_Exercise_:
Return every record below exactly as written, but leave out the pictures.

_Data provided_:
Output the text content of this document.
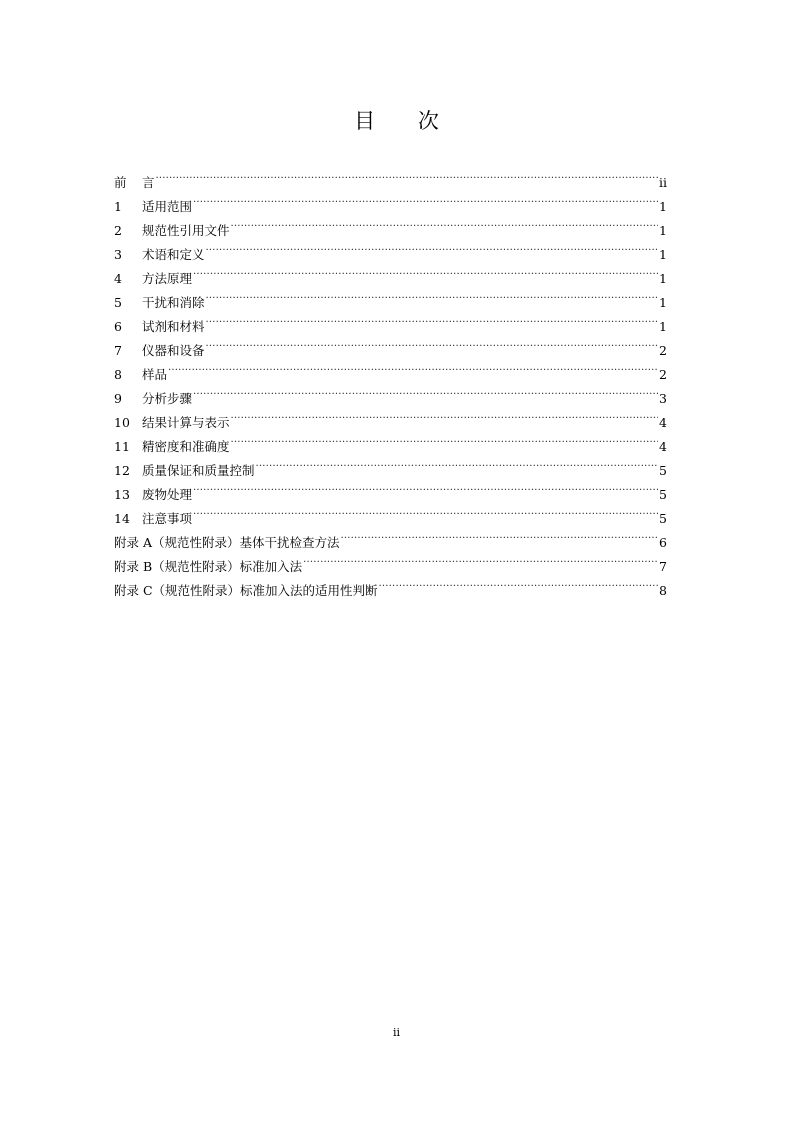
目 次
前	言 .....	ii
1	适用范围 .....	1
2	规范性引用文件 .....	1
3	术语和定义 .....	1
4	方法原理 .....	1
5	干扰和消除 .....	1
6	试剂和材料 .....	1
7	仪器和设备 .....	2
8	样品 .....	2
9	分析步骤 .....	3
10 结果计算与表示 .....	4
11 精密度和准确度 .....	4
12 质量保证和质量控制 .....	5
13 废物处理 .....	5
14 注意事项 .....	5
附录 A（规范性附录）基体干扰检查方法 .....	6
附录 B（规范性附录）标准加入法 .....	7
附录 C（规范性附录）标准加入法的适用性判断 .....	8
ii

_Expected output_:
Output the text content of this document.
目 次
前	言 .....	ii
1	适用范围 .....	1
2	规范性引用文件 .....	1
3	术语和定义 .....	1
4	方法原理 .....	1
5	干扰和消除 .....	1
6	试剂和材料 .....	1
7	仪器和设备 .....	2
8	样品 .....	2
9	分析步骤 .....	3
10 结果计算与表示 .....	4
11 精密度和准确度 .....	4
12 质量保证和质量控制 .....	5
13 废物处理 .....	5
14 注意事项 .....	5
附录 A（规范性附录）基体干扰检查方法 .....	6
附录 B（规范性附录）标准加入法 .....	7
附录 C（规范性附录）标准加入法的适用性判断 .....	8
ii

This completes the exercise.